Extracted data entries
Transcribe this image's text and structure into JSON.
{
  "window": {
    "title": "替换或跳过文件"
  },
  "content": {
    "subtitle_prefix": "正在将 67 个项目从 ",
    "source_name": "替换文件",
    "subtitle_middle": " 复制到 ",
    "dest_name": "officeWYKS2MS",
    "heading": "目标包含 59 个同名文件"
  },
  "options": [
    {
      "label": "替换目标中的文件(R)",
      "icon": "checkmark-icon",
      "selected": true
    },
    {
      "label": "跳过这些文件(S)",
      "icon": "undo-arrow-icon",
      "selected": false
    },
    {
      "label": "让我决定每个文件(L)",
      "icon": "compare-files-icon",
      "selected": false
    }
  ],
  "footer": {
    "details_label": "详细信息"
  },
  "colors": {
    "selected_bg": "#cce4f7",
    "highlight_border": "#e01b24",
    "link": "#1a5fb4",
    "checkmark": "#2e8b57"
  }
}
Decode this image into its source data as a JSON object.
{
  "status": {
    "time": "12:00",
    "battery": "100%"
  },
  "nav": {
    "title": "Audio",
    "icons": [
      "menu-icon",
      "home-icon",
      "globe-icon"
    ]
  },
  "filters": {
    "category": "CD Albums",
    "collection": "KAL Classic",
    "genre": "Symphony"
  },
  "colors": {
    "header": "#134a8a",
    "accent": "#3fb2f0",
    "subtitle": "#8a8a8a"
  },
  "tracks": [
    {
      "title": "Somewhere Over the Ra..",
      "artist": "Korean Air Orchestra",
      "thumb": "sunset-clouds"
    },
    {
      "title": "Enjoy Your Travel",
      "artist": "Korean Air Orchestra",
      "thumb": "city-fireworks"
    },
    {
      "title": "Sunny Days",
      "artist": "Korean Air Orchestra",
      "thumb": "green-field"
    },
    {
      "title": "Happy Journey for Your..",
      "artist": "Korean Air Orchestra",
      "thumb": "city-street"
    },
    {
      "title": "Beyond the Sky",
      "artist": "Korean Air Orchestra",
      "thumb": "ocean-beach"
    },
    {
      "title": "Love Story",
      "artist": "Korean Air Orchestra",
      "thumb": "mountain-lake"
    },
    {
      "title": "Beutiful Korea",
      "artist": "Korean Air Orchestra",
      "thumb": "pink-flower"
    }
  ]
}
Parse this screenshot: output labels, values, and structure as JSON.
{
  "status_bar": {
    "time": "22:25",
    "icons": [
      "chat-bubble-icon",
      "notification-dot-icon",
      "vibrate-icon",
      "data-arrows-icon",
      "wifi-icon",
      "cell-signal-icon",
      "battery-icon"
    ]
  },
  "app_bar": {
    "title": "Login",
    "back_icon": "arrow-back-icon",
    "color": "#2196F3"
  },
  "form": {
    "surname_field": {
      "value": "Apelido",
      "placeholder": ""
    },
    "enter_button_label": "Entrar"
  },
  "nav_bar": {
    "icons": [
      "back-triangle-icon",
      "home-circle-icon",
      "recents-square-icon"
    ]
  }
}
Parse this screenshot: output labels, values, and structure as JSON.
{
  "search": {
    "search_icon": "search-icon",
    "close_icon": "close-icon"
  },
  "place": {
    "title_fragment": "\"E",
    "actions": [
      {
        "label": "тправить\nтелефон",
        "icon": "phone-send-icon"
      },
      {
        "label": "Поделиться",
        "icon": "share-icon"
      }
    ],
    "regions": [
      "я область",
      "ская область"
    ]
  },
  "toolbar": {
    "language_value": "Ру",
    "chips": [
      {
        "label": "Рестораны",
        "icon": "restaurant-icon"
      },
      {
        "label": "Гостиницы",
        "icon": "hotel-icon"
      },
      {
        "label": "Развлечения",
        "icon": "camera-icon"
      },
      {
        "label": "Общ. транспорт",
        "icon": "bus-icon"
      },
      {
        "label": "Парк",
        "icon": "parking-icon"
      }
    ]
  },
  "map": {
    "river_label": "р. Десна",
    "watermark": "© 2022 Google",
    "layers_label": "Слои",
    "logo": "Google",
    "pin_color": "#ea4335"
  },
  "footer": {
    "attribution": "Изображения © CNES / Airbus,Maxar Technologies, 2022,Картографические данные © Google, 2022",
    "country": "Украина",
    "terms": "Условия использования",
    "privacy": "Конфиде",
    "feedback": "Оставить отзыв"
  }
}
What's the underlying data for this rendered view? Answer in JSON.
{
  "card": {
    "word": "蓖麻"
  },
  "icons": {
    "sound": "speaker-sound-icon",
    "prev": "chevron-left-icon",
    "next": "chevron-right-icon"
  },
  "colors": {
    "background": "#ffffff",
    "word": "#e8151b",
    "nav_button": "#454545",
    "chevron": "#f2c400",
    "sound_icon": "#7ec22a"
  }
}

### [To do]
Restate the data above word for word.

### [Answer]
Transcribe this image's text and structure into JSON.
{
  "window": {
    "title": "替换或跳过文件"
  },
  "content": {
    "subtitle_prefix": "正在将 67 个项目从 ",
    "source_name": "替换文件",
    "subtitle_middle": " 复制到 ",
    "dest_name": "officeWYKS2MS",
    "heading": "目标包含 59 个同名文件"
  },
  "options": [
    {
      "label": "替换目标中的文件(R)",
      "icon": "checkmark-icon",
      "selected": true
    },
    {
      "label": "跳过这些文件(S)",
      "icon": "undo-arrow-icon",
      "selected": false
    },
    {
      "label": "让我决定每个文件(L)",
      "icon": "compare-files-icon",
      "selected": false
    }
  ],
  "footer": {
    "details_label": "详细信息"
  },
  "colors": {
    "selected_bg": "#cce4f7",
    "highlight_border": "#e01b24",
    "link": "#1a5fb4",
    "checkmark": "#2e8b57"
  }
}
Decode this image into its source data as a JSON object.
{
  "status": {
    "time": "12:00",
    "battery": "100%"
  },
  "nav": {
    "title": "Audio",
    "icons": [
      "menu-icon",
      "home-icon",
      "globe-icon"
    ]
  },
  "filters": {
    "category": "CD Albums",
    "collection": "KAL Classic",
    "genre": "Symphony"
  },
  "colors": {
    "header": "#134a8a",
    "accent": "#3fb2f0",
    "subtitle": "#8a8a8a"
  },
  "tracks": [
    {
      "title": "Somewhere Over the Ra..",
      "artist": "Korean Air Orchestra",
      "thumb": "sunset-clouds"
    },
    {
      "title": "Enjoy Your Travel",
      "artist": "Korean Air Orchestra",
      "thumb": "city-fireworks"
    },
    {
      "title": "Sunny Days",
      "artist": "Korean Air Orchestra",
      "thumb": "green-field"
    },
    {
      "title": "Happy Journey for Your..",
      "artist": "Korean Air Orchestra",
      "thumb": "city-street"
    },
    {
      "title": "Beyond the Sky",
      "artist": "Korean Air Orchestra",
      "thumb": "ocean-beach"
    },
    {
      "title": "Love Story",
      "artist": "Korean Air Orchestra",
      "thumb": "mountain-lake"
    },
    {
      "title": "Beutiful Korea",
      "artist": "Korean Air Orchestra",
      "thumb": "pink-flower"
    }
  ]
}
Parse this screenshot: output labels, values, and structure as JSON.
{
  "status_bar": {
    "time": "22:25",
    "icons": [
      "chat-bubble-icon",
      "notification-dot-icon",
      "vibrate-icon",
      "data-arrows-icon",
      "wifi-icon",
      "cell-signal-icon",
      "battery-icon"
    ]
  },
  "app_bar": {
    "title": "Login",
    "back_icon": "arrow-back-icon",
    "color": "#2196F3"
  },
  "form": {
    "surname_field": {
      "value": "Apelido",
      "placeholder": ""
    },
    "enter_button_label": "Entrar"
  },
  "nav_bar": {
    "icons": [
      "back-triangle-icon",
      "home-circle-icon",
      "recents-square-icon"
    ]
  }
}
Parse this screenshot: output labels, values, and structure as JSON.
{
  "search": {
    "search_icon": "search-icon",
    "close_icon": "close-icon"
  },
  "place": {
    "title_fragment": "\"E",
    "actions": [
      {
        "label": "тправить\nтелефон",
        "icon": "phone-send-icon"
      },
      {
        "label": "Поделиться",
        "icon": "share-icon"
      }
    ],
    "regions": [
      "я область",
      "ская область"
    ]
  },
  "toolbar": {
    "language_value": "Ру",
    "chips": [
      {
        "label": "Рестораны",
        "icon": "restaurant-icon"
      },
      {
        "label": "Гостиницы",
        "icon": "hotel-icon"
      },
      {
        "label": "Развлечения",
        "icon": "camera-icon"
      },
      {
        "label": "Общ. транспорт",
        "icon": "bus-icon"
      },
      {
        "label": "Парк",
        "icon": "parking-icon"
      }
    ]
  },
  "map": {
    "river_label": "р. Десна",
    "watermark": "© 2022 Google",
    "layers_label": "Слои",
    "logo": "Google",
    "pin_color": "#ea4335"
  },
  "footer": {
    "attribution": "Изображения © CNES / Airbus,Maxar Technologies, 2022,Картографические данные © Google, 2022",
    "country": "Украина",
    "terms": "Условия использования",
    "privacy": "Конфиде",
    "feedback": "Оставить отзыв"
  }
}
What's the underlying data for this rendered view? Answer in JSON.
{
  "card": {
    "word": "蓖麻"
  },
  "icons": {
    "sound": "speaker-sound-icon",
    "prev": "chevron-left-icon",
    "next": "chevron-right-icon"
  },
  "colors": {
    "background": "#ffffff",
    "word": "#e8151b",
    "nav_button": "#454545",
    "chevron": "#f2c400",
    "sound_icon": "#7ec22a"
  }
}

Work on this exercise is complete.